Task: Extract, from the records beneath this instruction, each line that contains the word "예수님께서".
======== Record extracts ========
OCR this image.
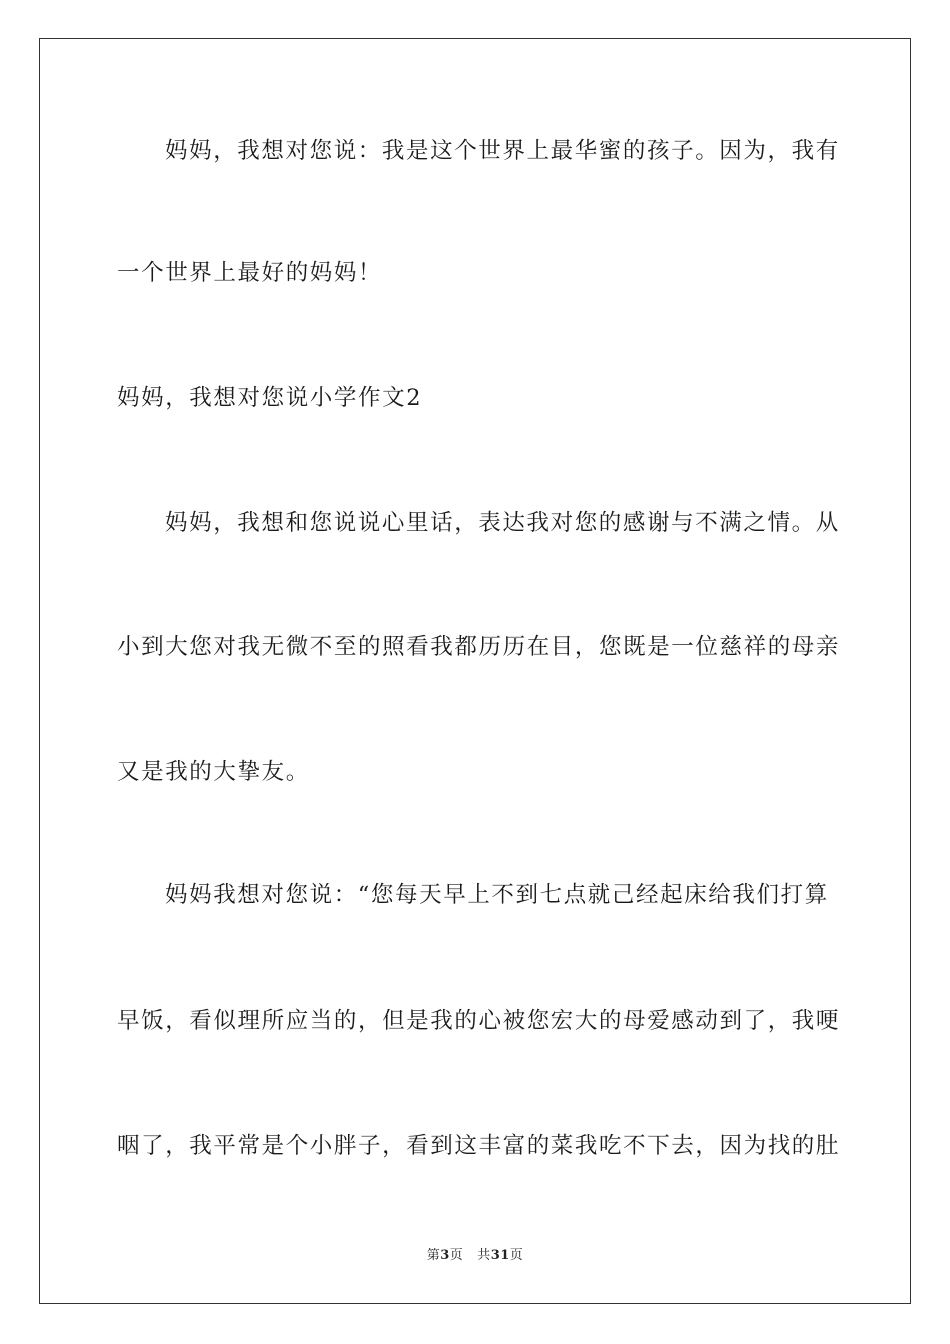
妈妈，我想对您说：我是这个世界上最华蜜的孩子。因为，我有
一个世界上最好的妈妈！
妈妈，我想对您说小学作文2
妈妈，我想和您说说心里话，表达我对您的感谢与不满之情。从
小到大您对我无微不至的照看我都历历在目，您既是一位慈祥的母亲
又是我的大挚友。
妈妈我想对您说：“您每天早上不到七点就己经起床给我们打算
早饭，看似理所应当的，但是我的心被您宏大的母爱感动到了，我哽
咽了，我平常是个小胖子，看到这丰富的菜我吃不下去，因为找的肚
第3页 共31页
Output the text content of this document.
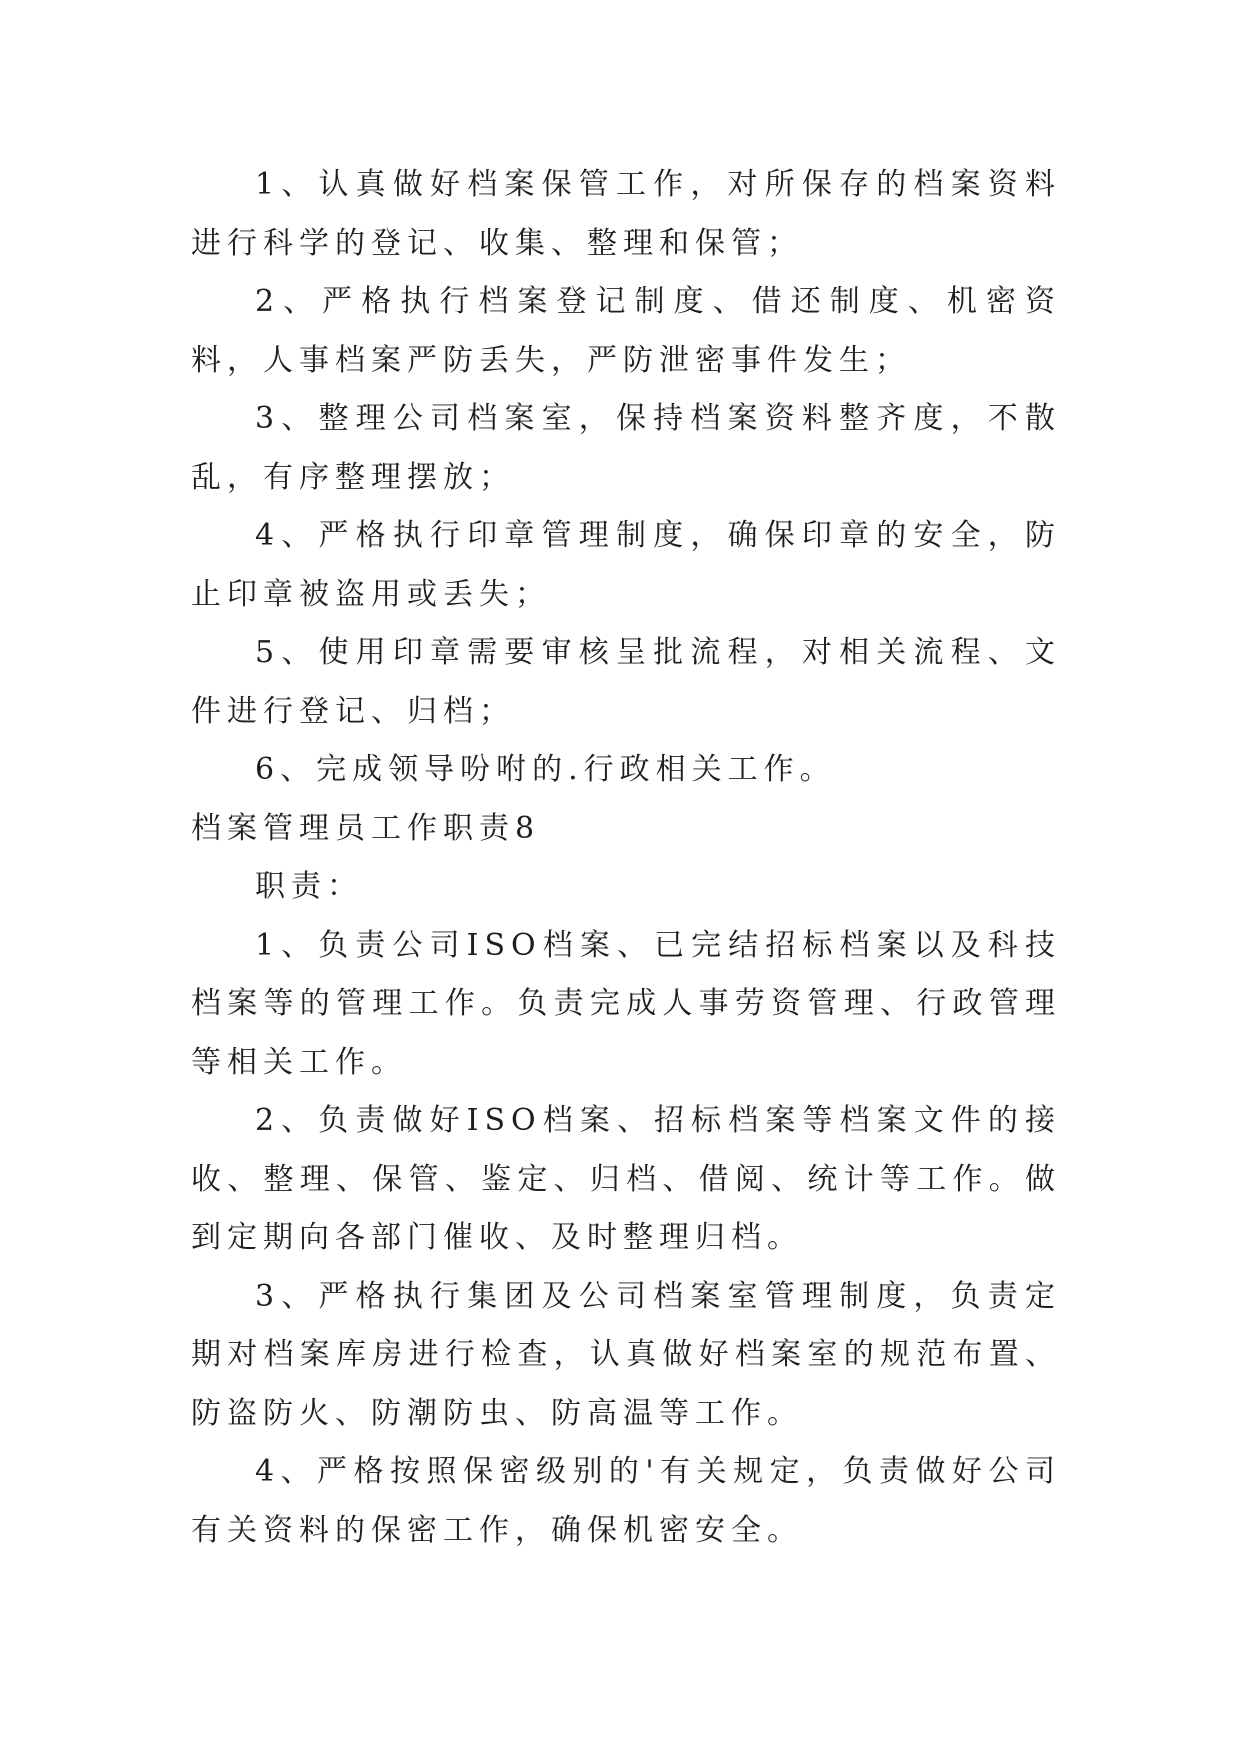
1、认真做好档案保管工作，对所保存的档案资料进行科学的登记、收集、整理和保管；

2、严格执行档案登记制度、借还制度、机密资料，人事档案严防丢失，严防泄密事件发生；

3、整理公司档案室，保持档案资料整齐度，不散乱，有序整理摆放；

4、严格执行印章管理制度，确保印章的安全，防止印章被盗用或丢失；

5、使用印章需要审核呈批流程，对相关流程、文件进行登记、归档；

6、完成领导吩咐的.行政相关工作。

档案管理员工作职责8

职责：

1、负责公司ISO档案、已完结招标档案以及科技档案等的管理工作。负责完成人事劳资管理、行政管理等相关工作。

2、负责做好ISO档案、招标档案等档案文件的接收、整理、保管、鉴定、归档、借阅、统计等工作。做到定期向各部门催收、及时整理归档。

3、严格执行集团及公司档案室管理制度，负责定期对档案库房进行检查，认真做好档案室的规范布置、防盗防火、防潮防虫、防高温等工作。

4、严格按照保密级别的'有关规定，负责做好公司有关资料的保密工作，确保机密安全。
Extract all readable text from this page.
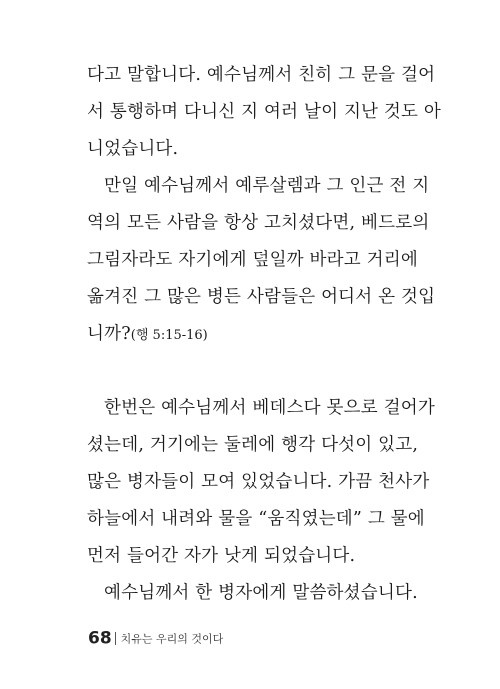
다고 말합니다. 예수님께서 친히 그 문을 걸어
서 통행하며 다니신 지 여러 날이 지난 것도 아
니었습니다.
만일 예수님께서 예루살렘과 그 인근 전 지
역의 모든 사람을 항상 고치셨다면, 베드로의
그림자라도 자기에게 덮일까 바라고 거리에
옮겨진 그 많은 병든 사람들은 어디서 온 것입
니까?(행 5:15-16)
한번은 예수님께서 베데스다 못으로 걸어가
셨는데, 거기에는 둘레에 행각 다섯이 있고,
많은 병자들이 모여 있었습니다. 가끔 천사가
하늘에서 내려와 물을 “움직였는데” 그 물에
먼저 들어간 자가 낫게 되었습니다.
예수님께서 한 병자에게 말씀하셨습니다.
68 치유는 우리의 것이다
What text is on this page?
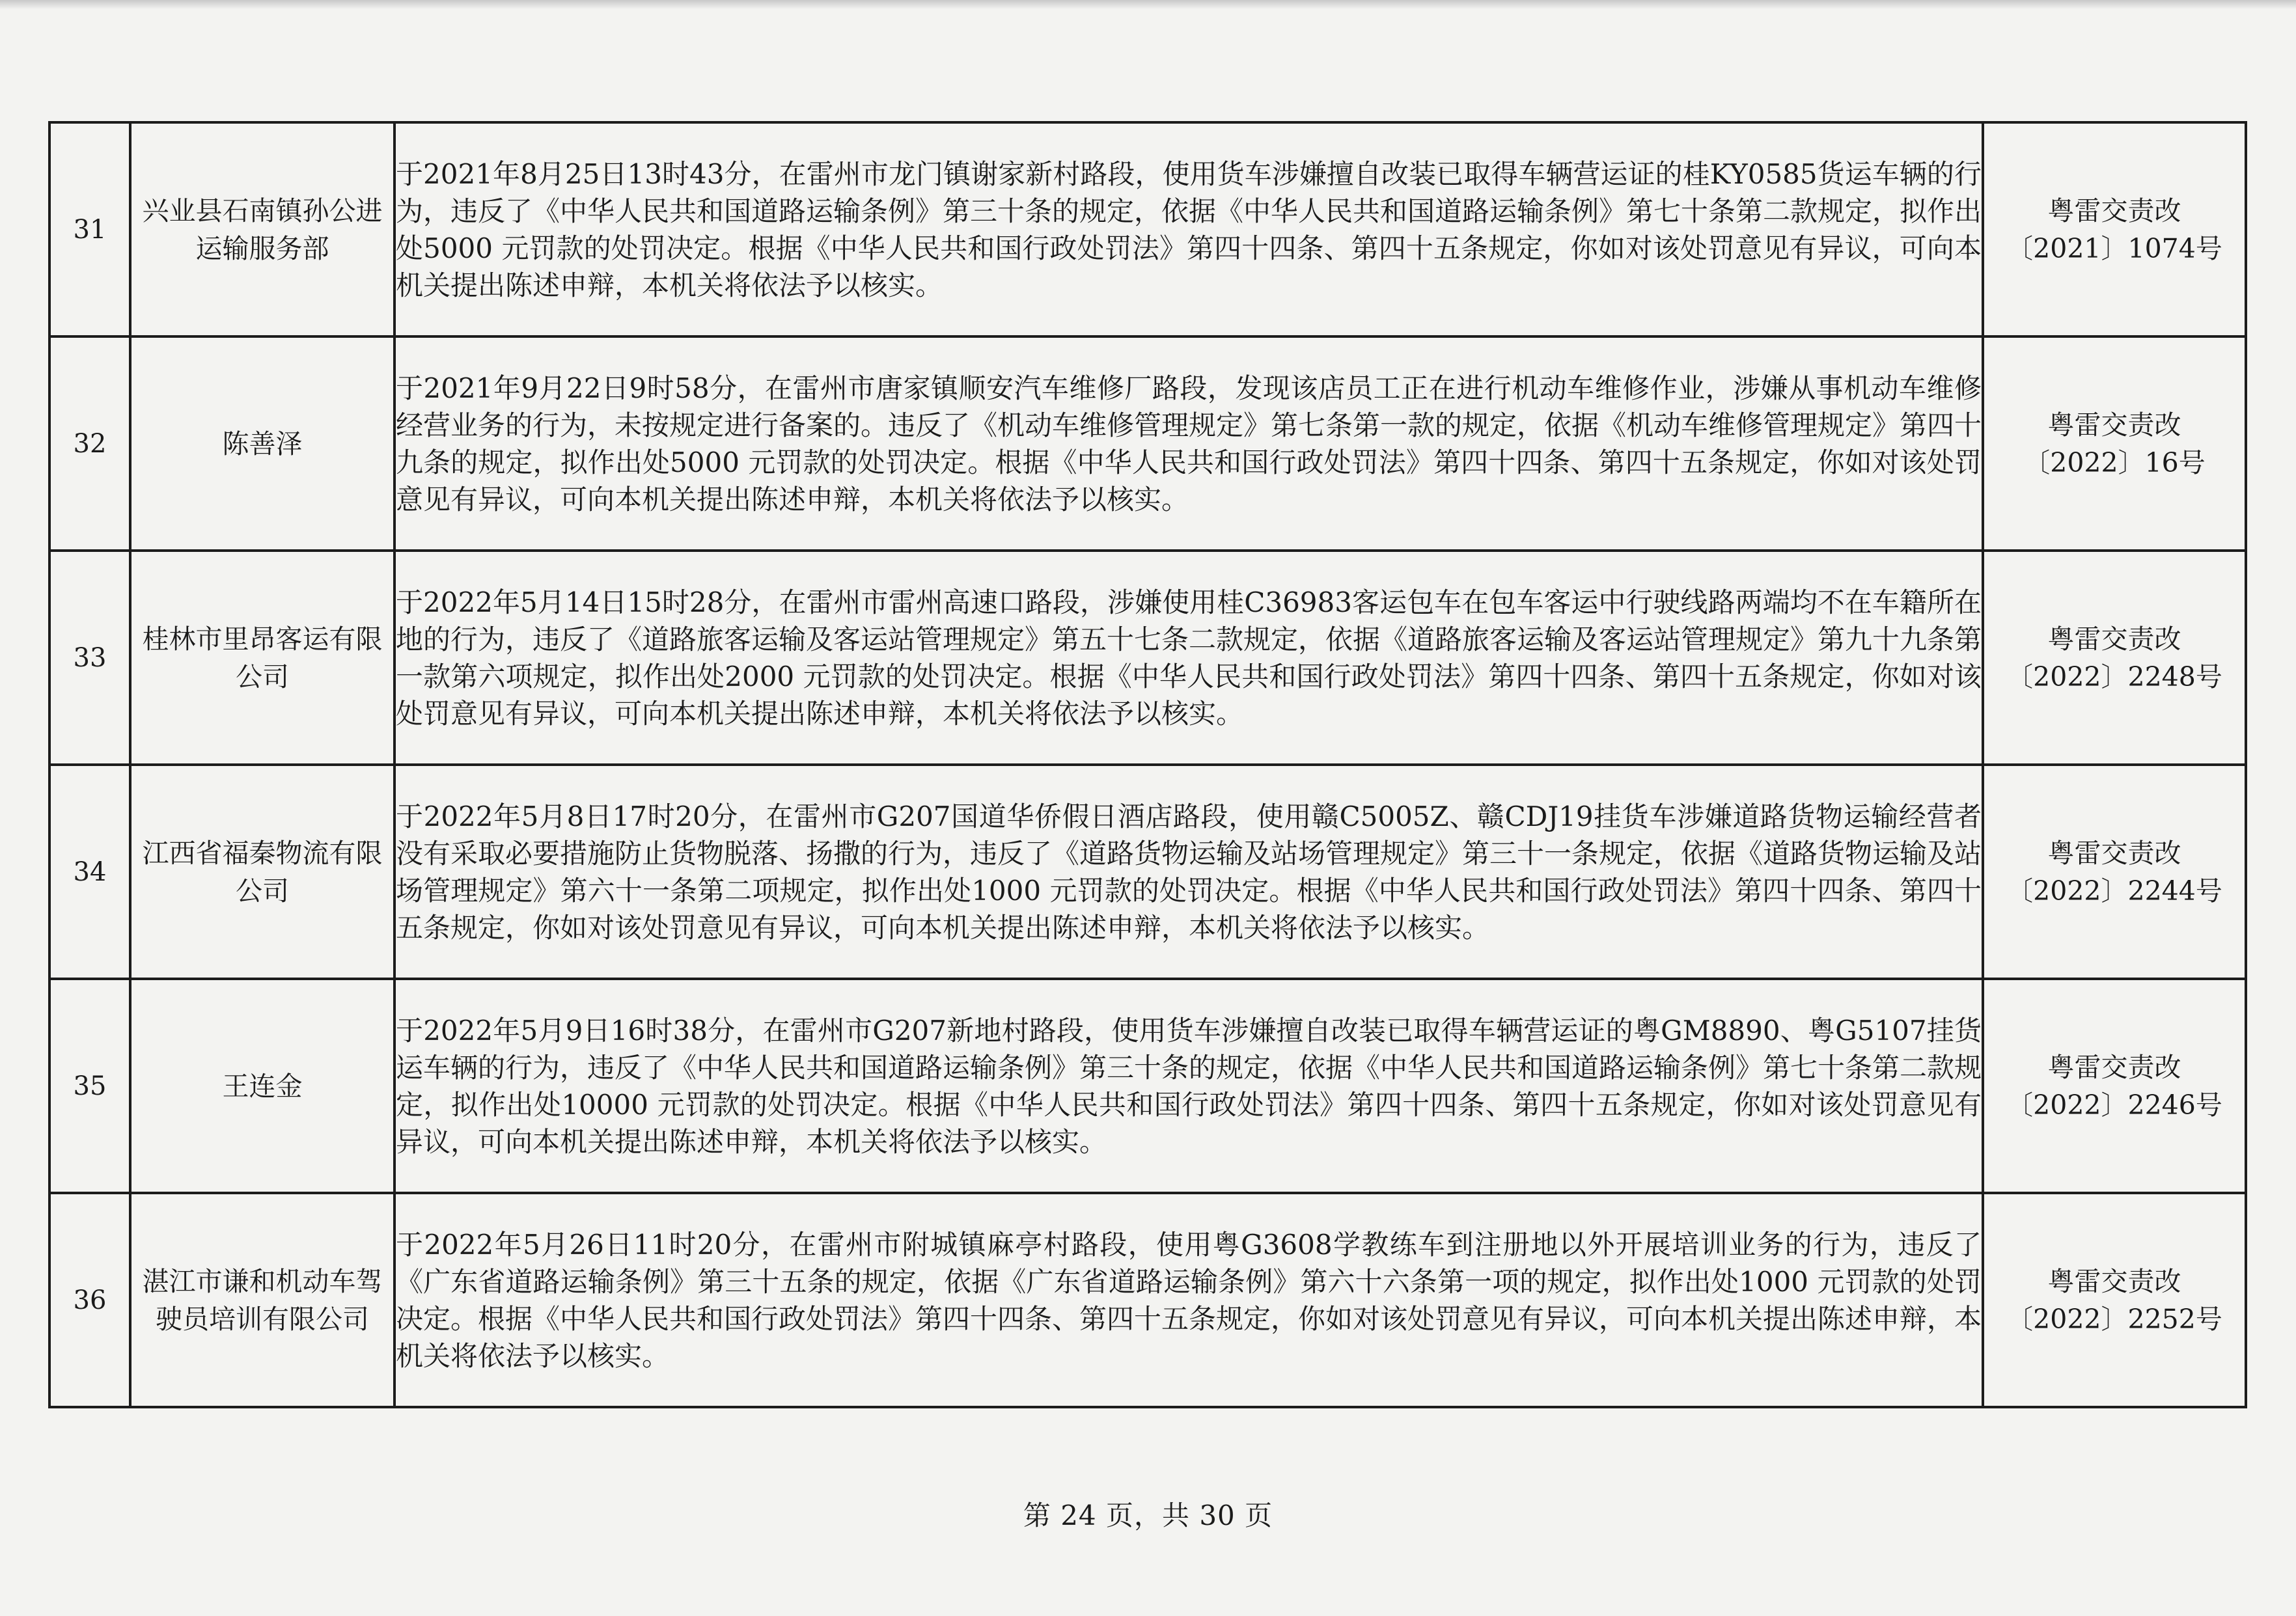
31	兴业县石南镇孙公进运输服务部	于2021年8月25日13时43分，在雷州市龙门镇谢家新村路段，使用货车涉嫌擅自改装已取得车辆营运证的桂KY0585货运车辆的行为，违反了《中华人民共和国道路运输条例》第三十条的规定，依据《中华人民共和国道路运输条例》第七十条第二款规定，拟作出处5000 元罚款的处罚决定。根据《中华人民共和国行政处罚法》第四十四条、第四十五条规定，你如对该处罚意见有异议，可向本机关提出陈述申辩，本机关将依法予以核实。	粤雷交责改
〔2021〕1074号

32	陈善泽	于2021年9月22日9时58分，在雷州市唐家镇顺安汽车维修厂路段，发现该店员工正在进行机动车维修作业，涉嫌从事机动车维修经营业务的行为，未按规定进行备案的。违反了《机动车维修管理规定》第七条第一款的规定，依据《机动车维修管理规定》第四十九条的规定，拟作出处5000 元罚款的处罚决定。根据《中华人民共和国行政处罚法》第四十四条、第四十五条规定，你如对该处罚意见有异议，可向本机关提出陈述申辩，本机关将依法予以核实。	粤雷交责改
〔2022〕16号

33	桂林市里昂客运有限公司	于2022年5月14日15时28分，在雷州市雷州高速口路段，涉嫌使用桂C36983客运包车在包车客运中行驶线路两端均不在车籍所在地的行为，违反了《道路旅客运输及客运站管理规定》第五十七条二款规定，依据《道路旅客运输及客运站管理规定》第九十九条第一款第六项规定，拟作出处2000 元罚款的处罚决定。根据《中华人民共和国行政处罚法》第四十四条、第四十五条规定，你如对该处罚意见有异议，可向本机关提出陈述申辩，本机关将依法予以核实。	粤雷交责改
〔2022〕2248号

34	江西省福秦物流有限公司	于2022年5月8日17时20分，在雷州市G207国道华侨假日酒店路段，使用赣C5005Z、赣CDJ19挂货车涉嫌道路货物运输经营者没有采取必要措施防止货物脱落、扬撒的行为，违反了《道路货物运输及站场管理规定》第三十一条规定，依据《道路货物运输及站场管理规定》第六十一条第二项规定，拟作出处1000 元罚款的处罚决定。根据《中华人民共和国行政处罚法》第四十四条、第四十五条规定，你如对该处罚意见有异议，可向本机关提出陈述申辩，本机关将依法予以核实。	粤雷交责改
〔2022〕2244号

35	王连金	于2022年5月9日16时38分，在雷州市G207新地村路段，使用货车涉嫌擅自改装已取得车辆营运证的粤GM8890、粤G5107挂货运车辆的行为，违反了《中华人民共和国道路运输条例》第三十条的规定，依据《中华人民共和国道路运输条例》第七十条第二款规定，拟作出处10000 元罚款的处罚决定。根据《中华人民共和国行政处罚法》第四十四条、第四十五条规定，你如对该处罚意见有异议，可向本机关提出陈述申辩，本机关将依法予以核实。	粤雷交责改
〔2022〕2246号

36	湛江市谦和机动车驾驶员培训有限公司	于2022年5月26日11时20分，在雷州市附城镇麻亭村路段，使用粤G3608学教练车到注册地以外开展培训业务的行为，违反了《广东省道路运输条例》第三十五条的规定，依据《广东省道路运输条例》第六十六条第一项的规定，拟作出处1000 元罚款的处罚决定。根据《中华人民共和国行政处罚法》第四十四条、第四十五条规定，你如对该处罚意见有异议，可向本机关提出陈述申辩，本机关将依法予以核实。	粤雷交责改
〔2022〕2252号
第 24 页，共 30 页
========
Finished task:
다고 말합니다. 예수님께서 친히 그 문을 걸어
만일 예수님께서 예루살렘과 그 인근 전 지
한번은 예수님께서 베데스다 못으로 걸어가
예수님께서 한 병자에게 말씀하셨습니다.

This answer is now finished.